◆ SHORT TASK: Set out every line bearing the string "Positive".

- - -

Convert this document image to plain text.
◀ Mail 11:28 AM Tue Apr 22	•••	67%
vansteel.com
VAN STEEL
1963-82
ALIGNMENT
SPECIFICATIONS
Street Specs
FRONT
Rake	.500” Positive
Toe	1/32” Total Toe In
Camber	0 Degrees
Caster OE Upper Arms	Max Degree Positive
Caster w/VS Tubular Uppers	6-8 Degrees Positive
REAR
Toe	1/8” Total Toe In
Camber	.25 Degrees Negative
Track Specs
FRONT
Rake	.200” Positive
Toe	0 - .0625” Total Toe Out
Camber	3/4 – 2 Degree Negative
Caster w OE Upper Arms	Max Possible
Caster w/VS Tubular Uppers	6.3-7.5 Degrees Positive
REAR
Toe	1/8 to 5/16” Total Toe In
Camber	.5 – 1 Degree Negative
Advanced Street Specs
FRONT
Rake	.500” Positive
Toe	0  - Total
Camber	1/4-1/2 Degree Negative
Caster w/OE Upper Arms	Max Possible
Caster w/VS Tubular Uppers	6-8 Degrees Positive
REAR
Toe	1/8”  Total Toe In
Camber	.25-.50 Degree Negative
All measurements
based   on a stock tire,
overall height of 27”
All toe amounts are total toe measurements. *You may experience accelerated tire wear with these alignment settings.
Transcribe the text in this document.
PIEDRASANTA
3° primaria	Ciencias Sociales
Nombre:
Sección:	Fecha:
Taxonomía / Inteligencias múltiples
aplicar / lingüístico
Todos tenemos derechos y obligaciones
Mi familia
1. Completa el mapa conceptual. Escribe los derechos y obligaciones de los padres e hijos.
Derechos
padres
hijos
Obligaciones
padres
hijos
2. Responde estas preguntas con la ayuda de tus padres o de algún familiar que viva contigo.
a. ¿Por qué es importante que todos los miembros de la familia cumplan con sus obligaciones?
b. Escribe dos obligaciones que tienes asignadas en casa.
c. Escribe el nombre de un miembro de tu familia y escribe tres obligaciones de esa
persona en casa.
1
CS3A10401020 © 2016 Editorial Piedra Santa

- - -

◆ FULL RESPONSE:
Rake	.500” Positive
Caster OE Upper Arms	Max Degree Positive
Caster w/VS Tubular Uppers	6-8 Degrees Positive
Rake	.200” Positive
Caster w/VS Tubular Uppers	6.3-7.5 Degrees Positive
Rake	.500” Positive
Caster w/VS Tubular Uppers	6-8 Degrees Positive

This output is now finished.